[WHAT IS NEEDED]:
Look through the listing below and work out how many of its lines hold the word "tiến". Give only the number.

Data records:

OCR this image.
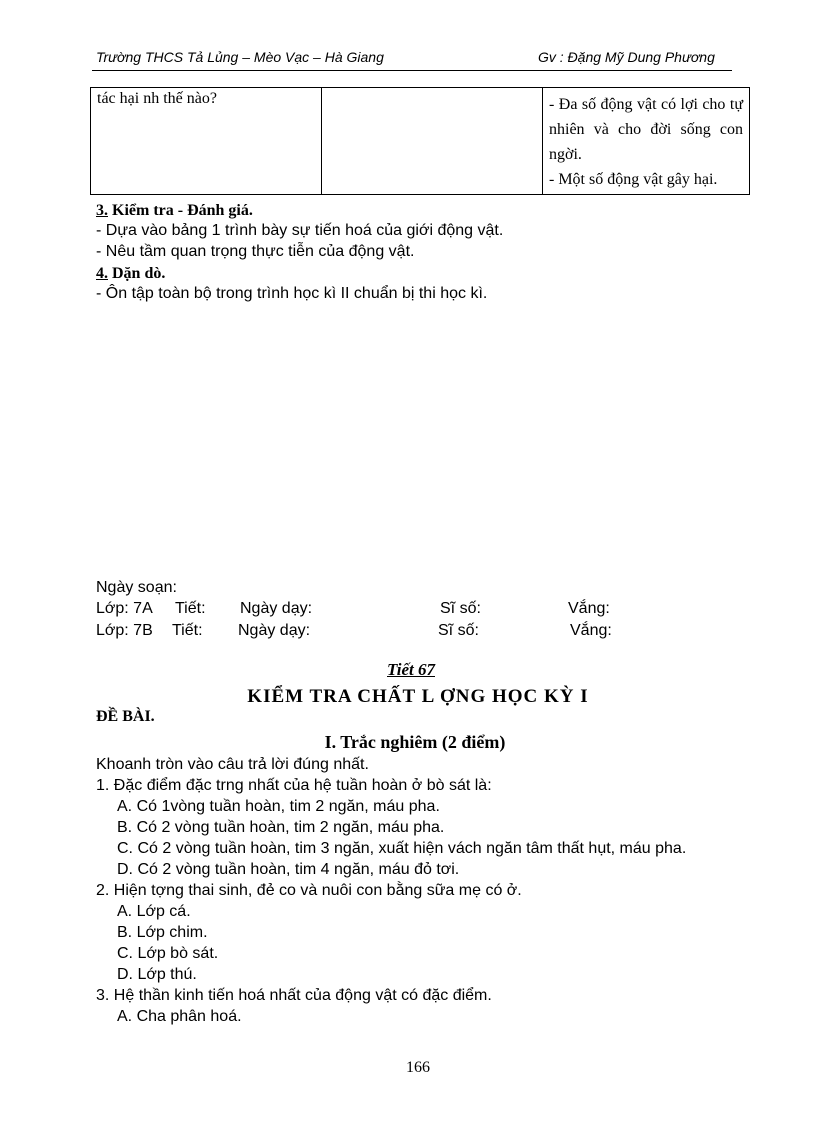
Trường THCS Tả Lủng – Mèo Vạc – Hà Giang	Gv : Đặng Mỹ Dung Phương
tác hại nh thế nào?		- Đa số động vật có lợi cho tự nhiên và cho đời sống con ngời.

- Một số động vật gây hại.

3. Kiểm tra - Đánh giá.
- Dựa vào bảng 1 trình bày sự tiến hoá của giới động vật.
- Nêu tầm quan trọng thực tiễn của động vật.
4. Dặn dò.
- Ôn tập toàn bộ trong trình học kì II chuẩn bị thi học kì.
Ngày soạn:
Lớp: 7A Tiết: Ngày dạy:	Sĩ số:	Vắng:
Lớp: 7B Tiết: Ngày dạy:	Sĩ số:	Vắng:
Tiết 67
KIỂM TRA CHẤT L ỢNG HỌC KỲ I
ĐỀ BÀI.
I. Trắc nghiêm (2 điểm)
Khoanh tròn vào câu trả lời đúng nhất.
1. Đặc điểm đặc trng nhất của hệ tuần hoàn ở bò sát là:
A. Có 1vòng tuần hoàn, tim 2 ngăn, máu pha.
B. Có 2 vòng tuần hoàn, tim 2 ngăn, máu pha.
C. Có 2 vòng tuần hoàn, tim 3 ngăn, xuất hiện vách ngăn tâm thất hụt, máu pha.
D. Có 2 vòng tuần hoàn, tim 4 ngăn, máu đỏ tơi.
2. Hiện tợng thai sinh, đẻ co và nuôi con bằng sữa mẹ có ở.
A. Lớp cá.
B. Lớp chim.
C. Lớp bò sát.
D. Lớp thú.
3. Hệ thần kinh tiến hoá nhất của động vật có đặc điểm.
A. Cha phân hoá.
166
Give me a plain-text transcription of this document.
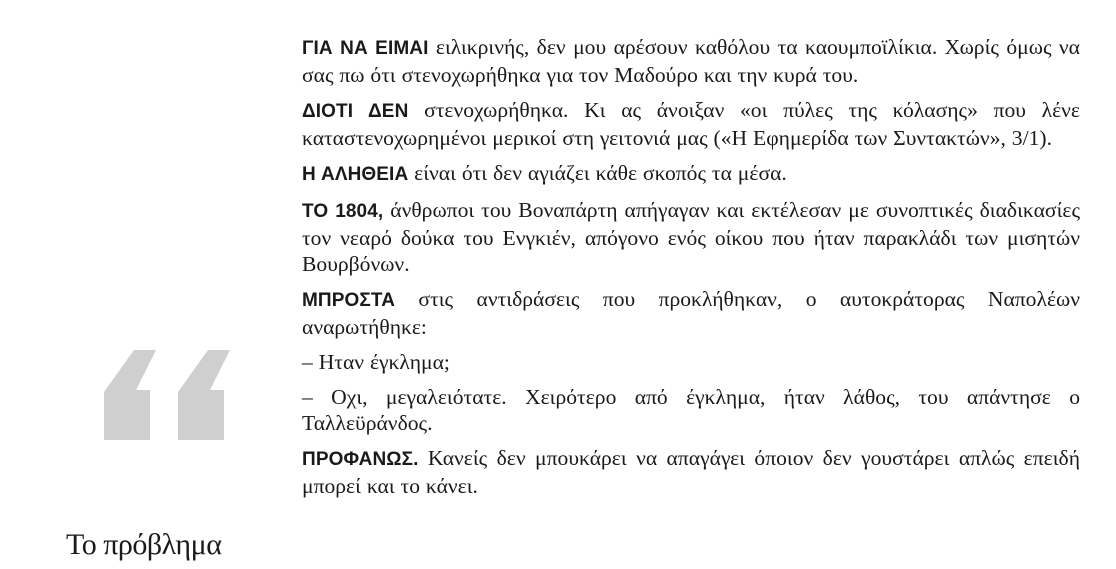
Το πρόβλημα

ΓΙΑ ΝΑ ΕΙΜΑΙ ειλικρινής, δεν μου αρέσουν καθόλου τα καουμποϊλίκια. Χωρίς όμως να σας πω ότι στενοχωρήθηκα για τον Μαδούρο και την κυρά του.

ΔΙΟΤΙ ΔΕΝ στενοχωρήθηκα. Κι ας άνοιξαν «οι πύλες της κόλασης» που λένε καταστενοχωρημένοι μερικοί στη γειτονιά μας («Η Εφημερίδα των Συντακτών», 3/1).

Η ΑΛΗΘΕΙΑ είναι ότι δεν αγιάζει κάθε σκοπός τα μέσα.

ΤΟ 1804, άνθρωποι του Βοναπάρτη απήγαγαν και εκτέλεσαν με συνοπτικές διαδικασίες τον νεαρό δούκα του Ενγκιέν, απόγονο ενός οίκου που ήταν παρακλάδι των μισητών Βουρβόνων.

ΜΠΡΟΣΤΑ στις αντιδράσεις που προκλήθηκαν, ο αυτοκράτορας Ναπολέων αναρωτήθηκε:

– Ηταν έγκλημα;

– Οχι, μεγαλειότατε. Χειρότερο από έγκλημα, ήταν λάθος, του απάντησε ο Ταλλεϋράνδος.

ΠΡΟΦΑΝΩΣ. Κανείς δεν μπουκάρει να απαγάγει όποιον δεν γουστάρει απλώς επειδή μπορεί και το κάνει.
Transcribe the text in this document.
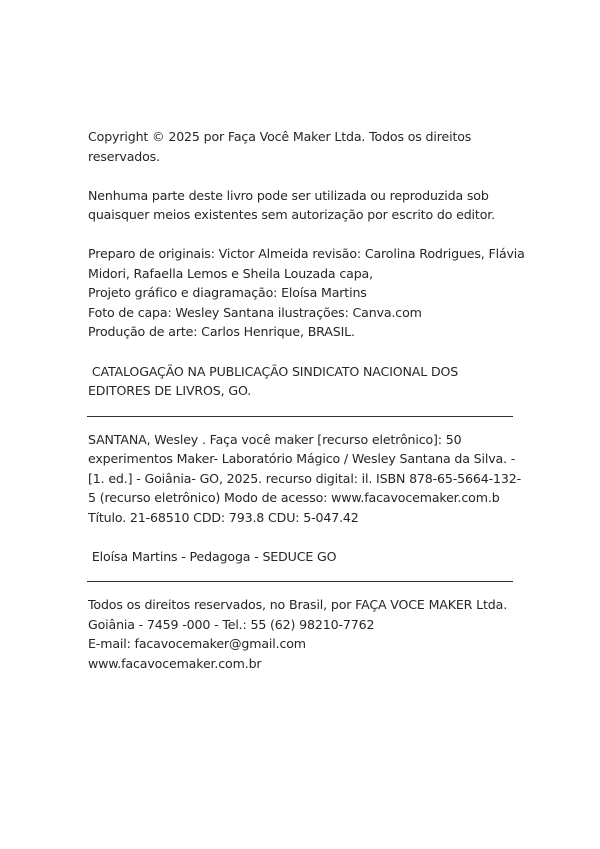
Copyright © 2025 por Faça Você Maker Ltda. Todos os direitos
reservados.

Nenhuma parte deste livro pode ser utilizada ou reproduzida sob
quaisquer meios existentes sem autorização por escrito do editor.

Preparo de originais: Victor Almeida revisão: Carolina Rodrigues, Flávia
Midori, Rafaella Lemos e Sheila Louzada capa,
Projeto gráfico e diagramação: Eloísa Martins
Foto de capa: Wesley Santana ilustrações: Canva.com
Produção de arte: Carlos Henrique, BRASIL.

CATALOGAÇÃO NA PUBLICAÇÃO SINDICATO NACIONAL DOS
EDITORES DE LIVROS, GO.

SANTANA, Wesley . Faça você maker [recurso eletrônico]: 50
experimentos Maker- Laboratório Mágico / Wesley Santana da Silva. -
[1. ed.] - Goiânia- GO, 2025. recurso digital: il. ISBN 878-65-5664-132-
5 (recurso eletrônico) Modo de acesso: www.facavocemaker.com.b
Título. 21-68510 CDD: 793.8 CDU: 5-047.42

Eloísa Martins - Pedagoga - SEDUCE GO

Todos os direitos reservados, no Brasil, por FAÇA VOCE MAKER Ltda.
Goiânia - 7459 -000 - Tel.: 55 (62) 98210-7762
E-mail: facavocemaker@gmail.com
www.facavocemaker.com.br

[EXERCISE OUTPUT]:
2